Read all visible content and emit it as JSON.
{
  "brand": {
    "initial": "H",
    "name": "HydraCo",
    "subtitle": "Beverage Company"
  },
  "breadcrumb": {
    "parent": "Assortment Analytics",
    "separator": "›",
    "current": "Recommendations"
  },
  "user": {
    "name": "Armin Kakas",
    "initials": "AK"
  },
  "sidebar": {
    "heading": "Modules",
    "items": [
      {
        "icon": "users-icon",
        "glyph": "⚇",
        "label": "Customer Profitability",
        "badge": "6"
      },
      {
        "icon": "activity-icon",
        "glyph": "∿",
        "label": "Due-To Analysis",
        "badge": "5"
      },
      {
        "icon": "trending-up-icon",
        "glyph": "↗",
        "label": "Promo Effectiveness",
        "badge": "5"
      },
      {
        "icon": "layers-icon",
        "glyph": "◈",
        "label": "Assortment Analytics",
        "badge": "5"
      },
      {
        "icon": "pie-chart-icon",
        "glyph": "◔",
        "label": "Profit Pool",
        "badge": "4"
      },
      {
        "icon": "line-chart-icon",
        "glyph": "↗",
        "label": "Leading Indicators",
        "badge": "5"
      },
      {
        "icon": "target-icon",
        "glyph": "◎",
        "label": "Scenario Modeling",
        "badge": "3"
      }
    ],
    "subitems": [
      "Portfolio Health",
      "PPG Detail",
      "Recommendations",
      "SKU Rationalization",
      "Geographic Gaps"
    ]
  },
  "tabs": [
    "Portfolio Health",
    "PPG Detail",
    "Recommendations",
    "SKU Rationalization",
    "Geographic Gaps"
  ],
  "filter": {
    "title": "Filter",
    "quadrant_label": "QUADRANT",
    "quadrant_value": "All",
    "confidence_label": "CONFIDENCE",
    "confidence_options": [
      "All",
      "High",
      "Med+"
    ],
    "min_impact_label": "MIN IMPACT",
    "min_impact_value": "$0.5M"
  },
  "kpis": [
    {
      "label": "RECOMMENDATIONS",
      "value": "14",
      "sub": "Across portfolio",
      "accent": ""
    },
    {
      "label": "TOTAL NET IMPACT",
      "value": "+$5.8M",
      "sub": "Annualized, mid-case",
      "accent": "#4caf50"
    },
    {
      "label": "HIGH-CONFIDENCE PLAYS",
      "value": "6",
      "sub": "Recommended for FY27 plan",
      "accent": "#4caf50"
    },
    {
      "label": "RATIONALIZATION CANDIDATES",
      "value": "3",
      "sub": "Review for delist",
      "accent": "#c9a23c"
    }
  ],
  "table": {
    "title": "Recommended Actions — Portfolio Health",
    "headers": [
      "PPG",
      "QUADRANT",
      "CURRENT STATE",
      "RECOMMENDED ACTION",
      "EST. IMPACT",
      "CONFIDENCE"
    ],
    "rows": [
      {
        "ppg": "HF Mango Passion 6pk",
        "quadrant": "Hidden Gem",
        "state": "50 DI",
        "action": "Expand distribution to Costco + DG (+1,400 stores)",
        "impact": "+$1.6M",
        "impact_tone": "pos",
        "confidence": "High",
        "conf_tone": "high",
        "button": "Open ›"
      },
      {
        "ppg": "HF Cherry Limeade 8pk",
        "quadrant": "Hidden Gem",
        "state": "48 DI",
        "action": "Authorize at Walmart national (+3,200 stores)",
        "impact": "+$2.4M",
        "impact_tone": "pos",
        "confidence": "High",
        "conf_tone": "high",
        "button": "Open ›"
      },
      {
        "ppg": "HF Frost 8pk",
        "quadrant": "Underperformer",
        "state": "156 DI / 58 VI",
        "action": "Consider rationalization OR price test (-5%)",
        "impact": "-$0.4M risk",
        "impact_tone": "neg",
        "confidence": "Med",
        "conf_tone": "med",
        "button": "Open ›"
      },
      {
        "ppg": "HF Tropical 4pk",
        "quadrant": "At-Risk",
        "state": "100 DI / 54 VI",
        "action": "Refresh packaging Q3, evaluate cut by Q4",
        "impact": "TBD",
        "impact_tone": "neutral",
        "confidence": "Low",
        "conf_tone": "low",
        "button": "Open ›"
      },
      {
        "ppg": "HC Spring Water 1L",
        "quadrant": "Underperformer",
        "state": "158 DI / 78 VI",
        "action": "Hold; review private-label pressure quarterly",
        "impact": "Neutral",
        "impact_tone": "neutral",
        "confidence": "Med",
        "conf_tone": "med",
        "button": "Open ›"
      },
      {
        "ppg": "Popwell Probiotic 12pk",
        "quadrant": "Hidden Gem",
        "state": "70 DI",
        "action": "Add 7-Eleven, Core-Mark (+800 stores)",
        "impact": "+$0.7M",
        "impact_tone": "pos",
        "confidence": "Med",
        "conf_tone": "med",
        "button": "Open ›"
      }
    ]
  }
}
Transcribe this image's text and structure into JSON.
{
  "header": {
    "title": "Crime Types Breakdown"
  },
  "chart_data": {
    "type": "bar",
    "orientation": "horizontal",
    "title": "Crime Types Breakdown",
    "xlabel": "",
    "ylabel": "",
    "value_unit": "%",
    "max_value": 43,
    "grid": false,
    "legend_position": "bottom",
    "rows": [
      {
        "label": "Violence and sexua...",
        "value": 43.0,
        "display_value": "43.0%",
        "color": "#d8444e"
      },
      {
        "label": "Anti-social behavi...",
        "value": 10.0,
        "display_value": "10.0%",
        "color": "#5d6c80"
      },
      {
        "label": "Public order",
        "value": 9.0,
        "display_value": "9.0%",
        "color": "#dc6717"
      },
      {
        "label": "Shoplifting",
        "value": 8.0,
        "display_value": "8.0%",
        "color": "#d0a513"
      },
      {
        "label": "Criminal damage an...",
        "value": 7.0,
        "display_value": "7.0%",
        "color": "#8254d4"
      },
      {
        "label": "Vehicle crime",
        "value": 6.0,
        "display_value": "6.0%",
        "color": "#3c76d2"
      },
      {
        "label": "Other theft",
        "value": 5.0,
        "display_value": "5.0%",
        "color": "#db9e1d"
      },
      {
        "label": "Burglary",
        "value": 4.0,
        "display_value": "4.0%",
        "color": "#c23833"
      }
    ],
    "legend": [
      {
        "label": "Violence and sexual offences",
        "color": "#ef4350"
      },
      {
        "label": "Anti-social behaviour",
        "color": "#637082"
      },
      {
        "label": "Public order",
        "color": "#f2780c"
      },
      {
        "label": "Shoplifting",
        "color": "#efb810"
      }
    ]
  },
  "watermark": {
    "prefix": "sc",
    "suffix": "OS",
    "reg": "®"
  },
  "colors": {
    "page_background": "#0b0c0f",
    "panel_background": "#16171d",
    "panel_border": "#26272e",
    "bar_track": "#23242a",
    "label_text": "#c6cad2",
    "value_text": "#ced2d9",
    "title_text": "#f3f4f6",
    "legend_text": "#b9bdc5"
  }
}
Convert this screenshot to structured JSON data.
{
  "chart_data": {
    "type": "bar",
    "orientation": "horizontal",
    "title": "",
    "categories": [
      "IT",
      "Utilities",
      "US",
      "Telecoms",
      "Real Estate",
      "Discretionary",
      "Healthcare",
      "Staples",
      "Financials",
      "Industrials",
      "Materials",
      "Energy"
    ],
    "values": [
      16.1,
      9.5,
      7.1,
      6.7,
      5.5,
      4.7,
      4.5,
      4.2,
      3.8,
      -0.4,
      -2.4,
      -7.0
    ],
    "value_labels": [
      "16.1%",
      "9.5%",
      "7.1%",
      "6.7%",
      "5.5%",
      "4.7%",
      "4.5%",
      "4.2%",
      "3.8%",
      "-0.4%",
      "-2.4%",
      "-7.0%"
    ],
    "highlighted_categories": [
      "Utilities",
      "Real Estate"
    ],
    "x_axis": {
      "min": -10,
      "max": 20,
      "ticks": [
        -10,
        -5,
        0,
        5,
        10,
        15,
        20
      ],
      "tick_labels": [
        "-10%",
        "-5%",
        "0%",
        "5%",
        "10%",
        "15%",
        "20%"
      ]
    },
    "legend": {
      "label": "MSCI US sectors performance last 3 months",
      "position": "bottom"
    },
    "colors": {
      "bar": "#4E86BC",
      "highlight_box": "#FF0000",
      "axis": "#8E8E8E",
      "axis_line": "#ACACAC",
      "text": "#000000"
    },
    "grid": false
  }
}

TASK PROMPT
Report each line in the preceding entries that holds the string "stores".

TASK ANSWER
        "action": "Expand distribution to Costco + DG (+1,400 stores)",
        "action": "Authorize at Walmart national (+3,200 stores)",
        "action": "Add 7-Eleven, Core-Mark (+800 stores)",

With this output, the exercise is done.